━━━━━ Input data ━━━━━
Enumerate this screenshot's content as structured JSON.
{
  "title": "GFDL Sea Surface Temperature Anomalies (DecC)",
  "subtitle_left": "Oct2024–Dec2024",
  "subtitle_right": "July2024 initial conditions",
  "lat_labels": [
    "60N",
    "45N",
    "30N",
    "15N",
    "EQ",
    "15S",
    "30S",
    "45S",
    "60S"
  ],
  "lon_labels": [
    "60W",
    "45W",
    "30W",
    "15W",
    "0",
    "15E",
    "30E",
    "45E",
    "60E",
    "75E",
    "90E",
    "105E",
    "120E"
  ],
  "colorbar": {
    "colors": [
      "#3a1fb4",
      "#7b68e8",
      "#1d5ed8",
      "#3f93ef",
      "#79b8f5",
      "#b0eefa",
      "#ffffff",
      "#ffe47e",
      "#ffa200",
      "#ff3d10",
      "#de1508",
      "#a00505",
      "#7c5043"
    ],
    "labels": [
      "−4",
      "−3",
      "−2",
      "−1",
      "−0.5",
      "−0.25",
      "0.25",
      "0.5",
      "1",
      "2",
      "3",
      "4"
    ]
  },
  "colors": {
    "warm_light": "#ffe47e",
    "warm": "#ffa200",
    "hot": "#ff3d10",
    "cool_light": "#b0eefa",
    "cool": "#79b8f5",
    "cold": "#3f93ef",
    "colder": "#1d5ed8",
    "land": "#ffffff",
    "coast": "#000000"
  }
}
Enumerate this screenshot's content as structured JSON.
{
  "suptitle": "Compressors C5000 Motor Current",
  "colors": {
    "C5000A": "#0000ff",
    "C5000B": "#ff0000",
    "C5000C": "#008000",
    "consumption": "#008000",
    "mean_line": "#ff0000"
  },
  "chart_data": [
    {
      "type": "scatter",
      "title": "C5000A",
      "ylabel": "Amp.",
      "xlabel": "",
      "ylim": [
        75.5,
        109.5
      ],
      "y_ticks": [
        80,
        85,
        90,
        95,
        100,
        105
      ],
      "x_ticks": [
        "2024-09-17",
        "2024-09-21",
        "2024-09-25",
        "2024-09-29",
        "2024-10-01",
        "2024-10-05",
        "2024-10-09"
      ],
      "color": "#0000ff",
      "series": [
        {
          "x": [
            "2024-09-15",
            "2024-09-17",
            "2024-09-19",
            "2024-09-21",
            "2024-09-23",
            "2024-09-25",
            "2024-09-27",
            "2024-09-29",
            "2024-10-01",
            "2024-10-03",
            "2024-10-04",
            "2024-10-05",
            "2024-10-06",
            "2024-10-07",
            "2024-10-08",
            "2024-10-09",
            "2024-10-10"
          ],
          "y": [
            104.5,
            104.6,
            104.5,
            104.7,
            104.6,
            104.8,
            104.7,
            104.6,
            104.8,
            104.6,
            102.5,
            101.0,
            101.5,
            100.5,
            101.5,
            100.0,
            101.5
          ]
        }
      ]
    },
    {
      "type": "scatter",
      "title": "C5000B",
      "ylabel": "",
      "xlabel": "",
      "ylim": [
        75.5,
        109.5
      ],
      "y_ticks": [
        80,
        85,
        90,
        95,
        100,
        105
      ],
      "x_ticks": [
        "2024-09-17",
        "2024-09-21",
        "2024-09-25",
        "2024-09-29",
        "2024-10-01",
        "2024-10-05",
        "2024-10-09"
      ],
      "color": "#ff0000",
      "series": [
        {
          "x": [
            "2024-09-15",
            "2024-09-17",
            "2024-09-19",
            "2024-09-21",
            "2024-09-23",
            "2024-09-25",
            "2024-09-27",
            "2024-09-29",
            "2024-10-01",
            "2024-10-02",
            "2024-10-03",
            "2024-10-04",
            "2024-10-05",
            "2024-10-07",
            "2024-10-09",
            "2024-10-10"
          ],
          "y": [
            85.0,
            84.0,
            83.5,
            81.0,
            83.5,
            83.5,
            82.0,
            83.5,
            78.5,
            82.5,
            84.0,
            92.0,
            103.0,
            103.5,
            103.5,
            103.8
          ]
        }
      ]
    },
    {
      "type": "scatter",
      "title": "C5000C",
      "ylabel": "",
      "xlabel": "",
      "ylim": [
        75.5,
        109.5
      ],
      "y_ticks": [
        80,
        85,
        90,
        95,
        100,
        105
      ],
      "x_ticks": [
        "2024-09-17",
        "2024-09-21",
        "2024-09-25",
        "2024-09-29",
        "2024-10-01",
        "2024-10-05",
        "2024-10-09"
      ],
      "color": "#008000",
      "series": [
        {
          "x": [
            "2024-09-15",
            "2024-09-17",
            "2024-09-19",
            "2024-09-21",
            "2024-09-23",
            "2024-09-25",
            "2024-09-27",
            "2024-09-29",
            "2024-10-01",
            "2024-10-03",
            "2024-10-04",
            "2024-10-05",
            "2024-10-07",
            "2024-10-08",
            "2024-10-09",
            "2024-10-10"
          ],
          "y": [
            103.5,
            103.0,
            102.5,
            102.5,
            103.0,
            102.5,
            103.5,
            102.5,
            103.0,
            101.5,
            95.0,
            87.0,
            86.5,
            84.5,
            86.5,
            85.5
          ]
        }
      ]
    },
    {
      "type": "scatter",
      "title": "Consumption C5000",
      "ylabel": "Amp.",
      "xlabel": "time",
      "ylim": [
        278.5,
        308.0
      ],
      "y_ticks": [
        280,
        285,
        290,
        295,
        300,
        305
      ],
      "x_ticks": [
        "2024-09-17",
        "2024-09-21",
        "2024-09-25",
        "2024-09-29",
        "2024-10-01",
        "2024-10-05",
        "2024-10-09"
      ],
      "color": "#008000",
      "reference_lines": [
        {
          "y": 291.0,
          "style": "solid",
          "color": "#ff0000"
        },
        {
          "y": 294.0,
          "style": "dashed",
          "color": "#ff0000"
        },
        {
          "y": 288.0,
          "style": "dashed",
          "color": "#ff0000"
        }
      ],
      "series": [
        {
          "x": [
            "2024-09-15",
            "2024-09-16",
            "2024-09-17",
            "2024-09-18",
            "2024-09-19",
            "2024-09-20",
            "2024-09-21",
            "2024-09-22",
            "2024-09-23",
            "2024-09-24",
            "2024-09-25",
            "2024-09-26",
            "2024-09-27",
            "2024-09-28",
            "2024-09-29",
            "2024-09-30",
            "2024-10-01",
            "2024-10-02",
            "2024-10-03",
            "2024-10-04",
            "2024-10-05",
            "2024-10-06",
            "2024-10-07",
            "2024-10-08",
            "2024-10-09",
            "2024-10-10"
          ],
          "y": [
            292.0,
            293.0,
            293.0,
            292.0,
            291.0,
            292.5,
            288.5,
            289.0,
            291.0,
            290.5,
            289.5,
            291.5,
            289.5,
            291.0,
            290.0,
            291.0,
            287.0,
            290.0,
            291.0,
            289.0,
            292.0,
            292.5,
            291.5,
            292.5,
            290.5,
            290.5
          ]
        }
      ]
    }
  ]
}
━━━━━
Restate each record word for word.

The result:
Enumerate this screenshot's content as structured JSON.
{
  "title": "GFDL Sea Surface Temperature Anomalies (DecC)",
  "subtitle_left": "Oct2024–Dec2024",
  "subtitle_right": "July2024 initial conditions",
  "lat_labels": [
    "60N",
    "45N",
    "30N",
    "15N",
    "EQ",
    "15S",
    "30S",
    "45S",
    "60S"
  ],
  "lon_labels": [
    "60W",
    "45W",
    "30W",
    "15W",
    "0",
    "15E",
    "30E",
    "45E",
    "60E",
    "75E",
    "90E",
    "105E",
    "120E"
  ],
  "colorbar": {
    "colors": [
      "#3a1fb4",
      "#7b68e8",
      "#1d5ed8",
      "#3f93ef",
      "#79b8f5",
      "#b0eefa",
      "#ffffff",
      "#ffe47e",
      "#ffa200",
      "#ff3d10",
      "#de1508",
      "#a00505",
      "#7c5043"
    ],
    "labels": [
      "−4",
      "−3",
      "−2",
      "−1",
      "−0.5",
      "−0.25",
      "0.25",
      "0.5",
      "1",
      "2",
      "3",
      "4"
    ]
  },
  "colors": {
    "warm_light": "#ffe47e",
    "warm": "#ffa200",
    "hot": "#ff3d10",
    "cool_light": "#b0eefa",
    "cool": "#79b8f5",
    "cold": "#3f93ef",
    "colder": "#1d5ed8",
    "land": "#ffffff",
    "coast": "#000000"
  }
}
Enumerate this screenshot's content as structured JSON.
{
  "suptitle": "Compressors C5000 Motor Current",
  "colors": {
    "C5000A": "#0000ff",
    "C5000B": "#ff0000",
    "C5000C": "#008000",
    "consumption": "#008000",
    "mean_line": "#ff0000"
  },
  "chart_data": [
    {
      "type": "scatter",
      "title": "C5000A",
      "ylabel": "Amp.",
      "xlabel": "",
      "ylim": [
        75.5,
        109.5
      ],
      "y_ticks": [
        80,
        85,
        90,
        95,
        100,
        105
      ],
      "x_ticks": [
        "2024-09-17",
        "2024-09-21",
        "2024-09-25",
        "2024-09-29",
        "2024-10-01",
        "2024-10-05",
        "2024-10-09"
      ],
      "color": "#0000ff",
      "series": [
        {
          "x": [
            "2024-09-15",
            "2024-09-17",
            "2024-09-19",
            "2024-09-21",
            "2024-09-23",
            "2024-09-25",
            "2024-09-27",
            "2024-09-29",
            "2024-10-01",
            "2024-10-03",
            "2024-10-04",
            "2024-10-05",
            "2024-10-06",
            "2024-10-07",
            "2024-10-08",
            "2024-10-09",
            "2024-10-10"
          ],
          "y": [
            104.5,
            104.6,
            104.5,
            104.7,
            104.6,
            104.8,
            104.7,
            104.6,
            104.8,
            104.6,
            102.5,
            101.0,
            101.5,
            100.5,
            101.5,
            100.0,
            101.5
          ]
        }
      ]
    },
    {
      "type": "scatter",
      "title": "C5000B",
      "ylabel": "",
      "xlabel": "",
      "ylim": [
        75.5,
        109.5
      ],
      "y_ticks": [
        80,
        85,
        90,
        95,
        100,
        105
      ],
      "x_ticks": [
        "2024-09-17",
        "2024-09-21",
        "2024-09-25",
        "2024-09-29",
        "2024-10-01",
        "2024-10-05",
        "2024-10-09"
      ],
      "color": "#ff0000",
      "series": [
        {
          "x": [
            "2024-09-15",
            "2024-09-17",
            "2024-09-19",
            "2024-09-21",
            "2024-09-23",
            "2024-09-25",
            "2024-09-27",
            "2024-09-29",
            "2024-10-01",
            "2024-10-02",
            "2024-10-03",
            "2024-10-04",
            "2024-10-05",
            "2024-10-07",
            "2024-10-09",
            "2024-10-10"
          ],
          "y": [
            85.0,
            84.0,
            83.5,
            81.0,
            83.5,
            83.5,
            82.0,
            83.5,
            78.5,
            82.5,
            84.0,
            92.0,
            103.0,
            103.5,
            103.5,
            103.8
          ]
        }
      ]
    },
    {
      "type": "scatter",
      "title": "C5000C",
      "ylabel": "",
      "xlabel": "",
      "ylim": [
        75.5,
        109.5
      ],
      "y_ticks": [
        80,
        85,
        90,
        95,
        100,
        105
      ],
      "x_ticks": [
        "2024-09-17",
        "2024-09-21",
        "2024-09-25",
        "2024-09-29",
        "2024-10-01",
        "2024-10-05",
        "2024-10-09"
      ],
      "color": "#008000",
      "series": [
        {
          "x": [
            "2024-09-15",
            "2024-09-17",
            "2024-09-19",
            "2024-09-21",
            "2024-09-23",
            "2024-09-25",
            "2024-09-27",
            "2024-09-29",
            "2024-10-01",
            "2024-10-03",
            "2024-10-04",
            "2024-10-05",
            "2024-10-07",
            "2024-10-08",
            "2024-10-09",
            "2024-10-10"
          ],
          "y": [
            103.5,
            103.0,
            102.5,
            102.5,
            103.0,
            102.5,
            103.5,
            102.5,
            103.0,
            101.5,
            95.0,
            87.0,
            86.5,
            84.5,
            86.5,
            85.5
          ]
        }
      ]
    },
    {
      "type": "scatter",
      "title": "Consumption C5000",
      "ylabel": "Amp.",
      "xlabel": "time",
      "ylim": [
        278.5,
        308.0
      ],
      "y_ticks": [
        280,
        285,
        290,
        295,
        300,
        305
      ],
      "x_ticks": [
        "2024-09-17",
        "2024-09-21",
        "2024-09-25",
        "2024-09-29",
        "2024-10-01",
        "2024-10-05",
        "2024-10-09"
      ],
      "color": "#008000",
      "reference_lines": [
        {
          "y": 291.0,
          "style": "solid",
          "color": "#ff0000"
        },
        {
          "y": 294.0,
          "style": "dashed",
          "color": "#ff0000"
        },
        {
          "y": 288.0,
          "style": "dashed",
          "color": "#ff0000"
        }
      ],
      "series": [
        {
          "x": [
            "2024-09-15",
            "2024-09-16",
            "2024-09-17",
            "2024-09-18",
            "2024-09-19",
            "2024-09-20",
            "2024-09-21",
            "2024-09-22",
            "2024-09-23",
            "2024-09-24",
            "2024-09-25",
            "2024-09-26",
            "2024-09-27",
            "2024-09-28",
            "2024-09-29",
            "2024-09-30",
            "2024-10-01",
            "2024-10-02",
            "2024-10-03",
            "2024-10-04",
            "2024-10-05",
            "2024-10-06",
            "2024-10-07",
            "2024-10-08",
            "2024-10-09",
            "2024-10-10"
          ],
          "y": [
            292.0,
            293.0,
            293.0,
            292.0,
            291.0,
            292.5,
            288.5,
            289.0,
            291.0,
            290.5,
            289.5,
            291.5,
            289.5,
            291.0,
            290.0,
            291.0,
            287.0,
            290.0,
            291.0,
            289.0,
            292.0,
            292.5,
            291.5,
            292.5,
            290.5,
            290.5
          ]
        }
      ]
    }
  ]
}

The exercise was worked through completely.